* [EXERCISE]
Check each line of the material. Copy those containing "timestamp".

--- START OF INPUT ROWS ---

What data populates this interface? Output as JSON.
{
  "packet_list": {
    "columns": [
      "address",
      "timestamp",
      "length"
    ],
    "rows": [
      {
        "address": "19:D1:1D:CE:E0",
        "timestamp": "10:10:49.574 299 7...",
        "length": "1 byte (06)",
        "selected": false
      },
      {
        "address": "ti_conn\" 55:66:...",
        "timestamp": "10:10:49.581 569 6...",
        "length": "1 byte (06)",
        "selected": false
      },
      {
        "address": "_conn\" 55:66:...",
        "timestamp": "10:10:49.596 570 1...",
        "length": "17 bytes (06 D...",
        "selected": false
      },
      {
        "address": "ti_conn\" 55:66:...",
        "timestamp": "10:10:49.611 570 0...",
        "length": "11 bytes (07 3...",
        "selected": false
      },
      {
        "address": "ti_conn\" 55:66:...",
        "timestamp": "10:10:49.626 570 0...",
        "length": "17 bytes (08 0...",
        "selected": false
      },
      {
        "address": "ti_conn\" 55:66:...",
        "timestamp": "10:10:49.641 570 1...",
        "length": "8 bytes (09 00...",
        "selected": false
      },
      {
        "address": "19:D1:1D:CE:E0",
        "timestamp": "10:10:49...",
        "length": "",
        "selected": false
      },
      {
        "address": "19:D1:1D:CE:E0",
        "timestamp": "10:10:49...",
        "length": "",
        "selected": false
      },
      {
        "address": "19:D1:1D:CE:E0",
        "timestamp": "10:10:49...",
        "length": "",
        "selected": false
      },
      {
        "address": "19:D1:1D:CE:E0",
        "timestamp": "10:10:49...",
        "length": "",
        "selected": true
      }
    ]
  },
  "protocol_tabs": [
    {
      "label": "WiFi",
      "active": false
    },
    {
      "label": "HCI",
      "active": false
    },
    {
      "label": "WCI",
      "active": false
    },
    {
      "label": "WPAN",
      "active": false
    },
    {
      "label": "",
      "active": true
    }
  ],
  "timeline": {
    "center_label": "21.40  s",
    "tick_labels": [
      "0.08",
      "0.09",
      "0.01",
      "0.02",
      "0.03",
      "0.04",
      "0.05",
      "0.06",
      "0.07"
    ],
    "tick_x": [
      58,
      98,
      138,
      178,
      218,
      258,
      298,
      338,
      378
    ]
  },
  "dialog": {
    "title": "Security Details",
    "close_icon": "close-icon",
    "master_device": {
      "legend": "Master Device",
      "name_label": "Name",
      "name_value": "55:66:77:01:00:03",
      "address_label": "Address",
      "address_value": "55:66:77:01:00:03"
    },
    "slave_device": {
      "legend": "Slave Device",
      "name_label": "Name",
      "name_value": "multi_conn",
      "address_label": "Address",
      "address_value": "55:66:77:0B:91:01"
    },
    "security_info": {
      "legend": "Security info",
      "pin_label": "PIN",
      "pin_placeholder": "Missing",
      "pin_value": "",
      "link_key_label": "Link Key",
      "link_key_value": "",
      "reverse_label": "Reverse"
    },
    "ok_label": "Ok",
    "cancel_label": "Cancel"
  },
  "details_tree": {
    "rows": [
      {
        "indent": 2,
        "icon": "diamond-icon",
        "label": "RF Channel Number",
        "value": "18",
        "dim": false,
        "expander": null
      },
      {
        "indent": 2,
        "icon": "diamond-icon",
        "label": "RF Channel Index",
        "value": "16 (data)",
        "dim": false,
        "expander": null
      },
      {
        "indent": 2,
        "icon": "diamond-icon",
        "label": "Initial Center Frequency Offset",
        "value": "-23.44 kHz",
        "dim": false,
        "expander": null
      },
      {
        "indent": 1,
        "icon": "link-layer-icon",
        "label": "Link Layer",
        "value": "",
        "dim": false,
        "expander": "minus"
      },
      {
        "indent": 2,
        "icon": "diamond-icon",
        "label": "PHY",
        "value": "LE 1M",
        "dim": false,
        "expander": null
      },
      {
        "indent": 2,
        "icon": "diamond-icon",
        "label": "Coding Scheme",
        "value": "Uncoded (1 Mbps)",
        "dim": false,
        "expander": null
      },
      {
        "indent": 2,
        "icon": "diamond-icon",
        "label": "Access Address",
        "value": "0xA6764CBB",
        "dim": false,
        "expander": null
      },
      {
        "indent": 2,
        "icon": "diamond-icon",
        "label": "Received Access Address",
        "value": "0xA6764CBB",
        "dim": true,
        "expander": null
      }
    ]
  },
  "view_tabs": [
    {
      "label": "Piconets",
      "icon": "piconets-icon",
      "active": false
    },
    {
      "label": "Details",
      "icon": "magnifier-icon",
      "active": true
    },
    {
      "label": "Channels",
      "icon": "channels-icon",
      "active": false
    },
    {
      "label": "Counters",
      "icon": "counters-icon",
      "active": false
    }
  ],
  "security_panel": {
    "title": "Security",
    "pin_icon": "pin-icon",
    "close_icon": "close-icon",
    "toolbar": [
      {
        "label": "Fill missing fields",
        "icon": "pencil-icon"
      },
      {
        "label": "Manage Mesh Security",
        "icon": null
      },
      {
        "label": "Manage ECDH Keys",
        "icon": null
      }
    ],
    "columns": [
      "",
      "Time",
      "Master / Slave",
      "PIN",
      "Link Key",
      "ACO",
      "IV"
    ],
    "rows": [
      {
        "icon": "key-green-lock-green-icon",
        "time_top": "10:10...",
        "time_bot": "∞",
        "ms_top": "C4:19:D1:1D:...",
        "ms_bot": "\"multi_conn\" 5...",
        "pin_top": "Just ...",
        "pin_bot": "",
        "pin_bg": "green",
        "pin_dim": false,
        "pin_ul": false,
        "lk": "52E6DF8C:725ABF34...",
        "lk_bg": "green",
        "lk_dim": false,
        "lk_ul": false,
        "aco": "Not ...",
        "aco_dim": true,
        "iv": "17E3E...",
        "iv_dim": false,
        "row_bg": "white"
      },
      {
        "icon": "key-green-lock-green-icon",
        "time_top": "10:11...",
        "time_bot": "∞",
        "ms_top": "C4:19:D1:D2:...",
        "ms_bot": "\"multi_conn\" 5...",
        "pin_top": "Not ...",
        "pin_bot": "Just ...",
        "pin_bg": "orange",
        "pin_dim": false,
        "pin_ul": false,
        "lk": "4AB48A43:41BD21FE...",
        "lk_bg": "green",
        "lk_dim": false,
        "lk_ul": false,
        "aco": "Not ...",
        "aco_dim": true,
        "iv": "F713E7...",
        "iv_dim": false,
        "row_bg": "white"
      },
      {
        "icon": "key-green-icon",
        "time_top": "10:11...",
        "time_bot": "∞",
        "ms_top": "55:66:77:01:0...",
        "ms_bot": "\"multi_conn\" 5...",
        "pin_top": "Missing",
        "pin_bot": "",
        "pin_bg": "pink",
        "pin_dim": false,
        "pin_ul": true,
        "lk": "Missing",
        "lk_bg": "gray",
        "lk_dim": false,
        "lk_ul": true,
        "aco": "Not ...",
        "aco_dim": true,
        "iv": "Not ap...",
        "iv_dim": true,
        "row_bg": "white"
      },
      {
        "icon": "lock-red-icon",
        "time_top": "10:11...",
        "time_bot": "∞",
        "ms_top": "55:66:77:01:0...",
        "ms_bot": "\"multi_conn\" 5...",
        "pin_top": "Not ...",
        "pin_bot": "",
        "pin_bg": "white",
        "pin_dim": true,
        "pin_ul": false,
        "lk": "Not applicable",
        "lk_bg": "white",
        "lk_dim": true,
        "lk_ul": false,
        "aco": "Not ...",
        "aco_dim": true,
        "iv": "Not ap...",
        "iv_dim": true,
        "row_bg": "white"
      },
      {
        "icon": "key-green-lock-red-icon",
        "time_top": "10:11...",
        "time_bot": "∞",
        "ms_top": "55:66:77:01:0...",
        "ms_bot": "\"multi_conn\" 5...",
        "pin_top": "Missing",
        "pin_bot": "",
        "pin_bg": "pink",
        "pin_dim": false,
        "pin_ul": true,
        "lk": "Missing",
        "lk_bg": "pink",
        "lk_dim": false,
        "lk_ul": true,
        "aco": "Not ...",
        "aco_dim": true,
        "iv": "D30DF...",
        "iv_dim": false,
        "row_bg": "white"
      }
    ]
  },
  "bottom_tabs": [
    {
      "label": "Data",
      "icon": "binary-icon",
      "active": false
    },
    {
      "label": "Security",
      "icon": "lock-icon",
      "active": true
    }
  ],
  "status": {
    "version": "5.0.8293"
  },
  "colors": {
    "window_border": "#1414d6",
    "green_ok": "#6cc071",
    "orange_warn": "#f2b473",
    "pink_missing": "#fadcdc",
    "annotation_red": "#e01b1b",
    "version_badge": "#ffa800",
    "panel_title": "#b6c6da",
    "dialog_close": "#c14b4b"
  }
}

--- END OF INPUT ROWS ---

* [TASK RESPONSE]
      "timestamp",
        "timestamp": "10:10:49.574 299 7...",
        "timestamp": "10:10:49.581 569 6...",
        "timestamp": "10:10:49.596 570 1...",
        "timestamp": "10:10:49.611 570 0...",
        "timestamp": "10:10:49.626 570 0...",
        "timestamp": "10:10:49.641 570 1...",
        "timestamp": "10:10:49...",
        "timestamp": "10:10:49...",
        "timestamp": "10:10:49...",
        "timestamp": "10:10:49...",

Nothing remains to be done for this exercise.